**Saved entries**
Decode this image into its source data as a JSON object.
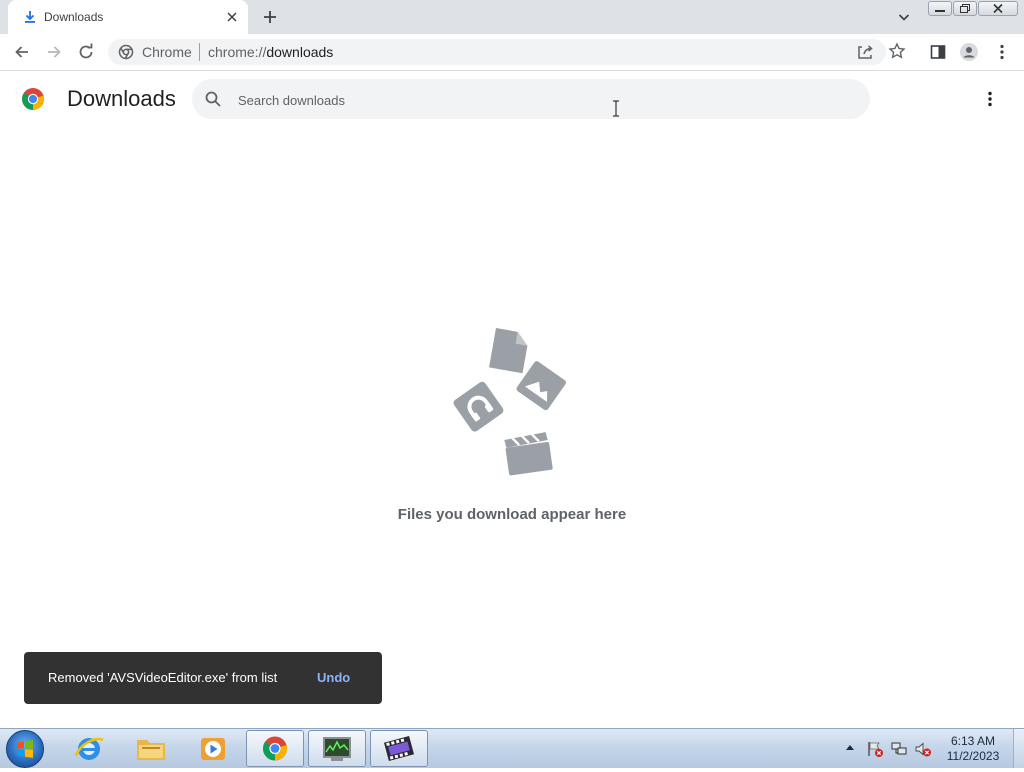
{
  "tab": {
    "title": "Downloads",
    "favicon": "download-icon"
  },
  "toolbar": {
    "omnibox_chip": "Chrome",
    "omnibox_scheme": "chrome://",
    "omnibox_host": "downloads"
  },
  "page": {
    "title": "Downloads",
    "search_placeholder": "Search downloads",
    "empty_message": "Files you download appear here"
  },
  "toast": {
    "message": "Removed 'AVSVideoEditor.exe' from list",
    "action": "Undo"
  },
  "taskbar": {
    "apps": [
      "internet-explorer-icon",
      "windows-explorer-icon",
      "media-player-icon",
      "chrome-icon",
      "task-manager-icon",
      "video-editor-icon"
    ],
    "clock_time": "6:13 AM",
    "clock_date": "11/2/2023"
  },
  "colors": {
    "accent_blue": "#1a73e8",
    "toast_bg": "#323232",
    "toast_action": "#8ab4f8",
    "tabstrip_bg": "#dee1e6"
  }
}
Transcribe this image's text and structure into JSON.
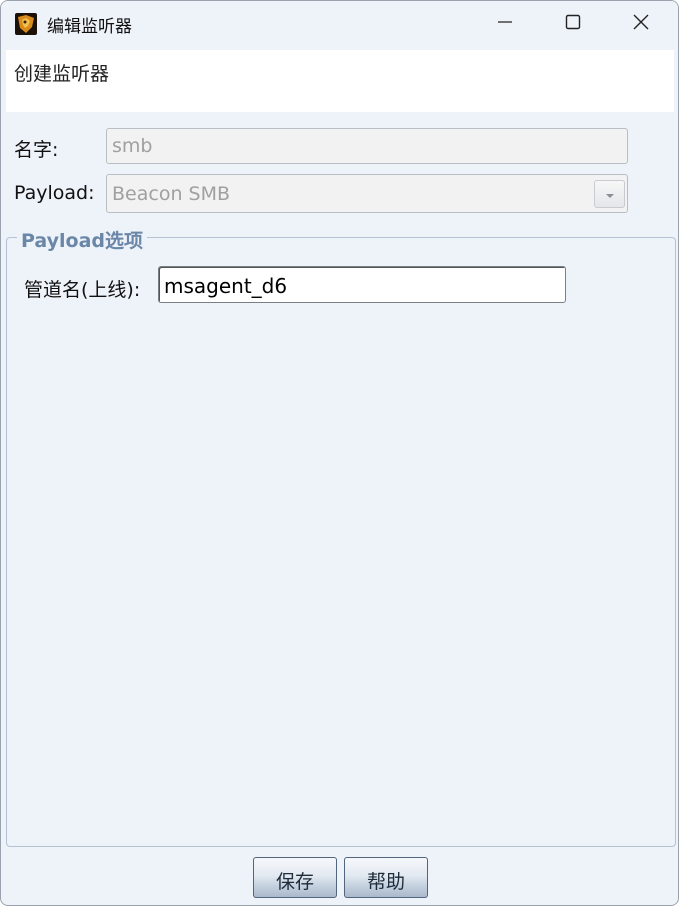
{
  "window": {
    "title": "编辑监听器",
    "icon": "app-logo-icon",
    "controls": [
      "minimize-icon",
      "maximize-icon",
      "close-icon"
    ]
  },
  "header": {
    "text": "创建监听器"
  },
  "form": {
    "name_label": "名字:",
    "name_value": "smb",
    "payload_label": "Payload:",
    "payload_value": "Beacon SMB",
    "payload_dropdown_icon": "chevron-down-icon"
  },
  "payload_options": {
    "legend": "Payload选项",
    "pipe_label": "管道名(上线):",
    "pipe_value": "msagent_d6"
  },
  "buttons": {
    "save": "保存",
    "help": "帮助"
  },
  "colors": {
    "background": "#eef2f9",
    "legend": "#6a87a8",
    "disabled_text": "#a0a0a0"
  }
}
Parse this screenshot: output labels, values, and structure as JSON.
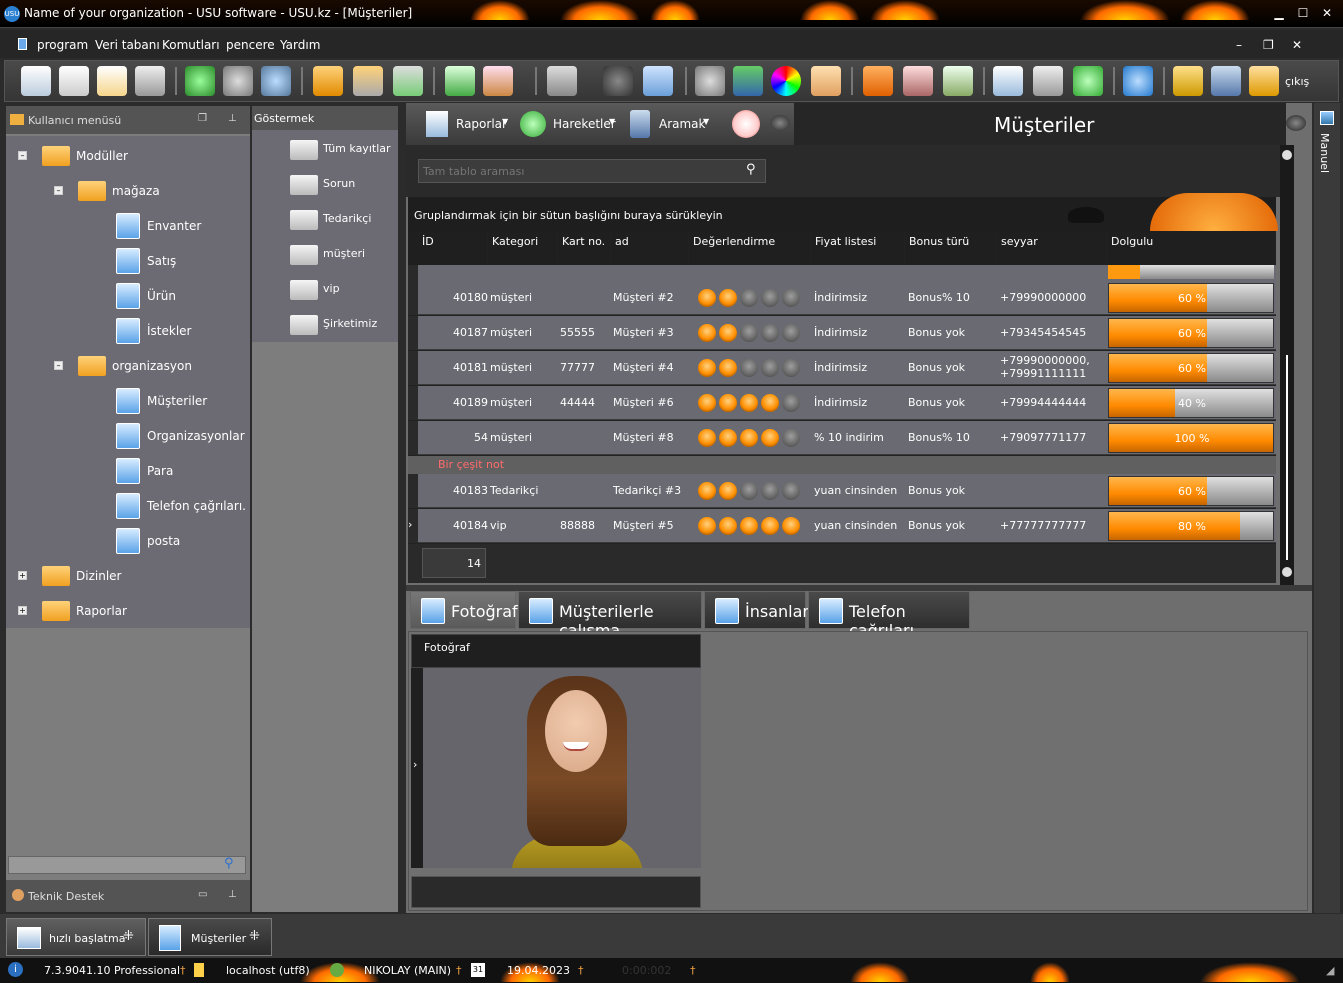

**GIVEN INSTRUCTION**
Say how many lines of the data include the string "explorer". Nothing other than the number should be given.

**FULL RESPONSE**
2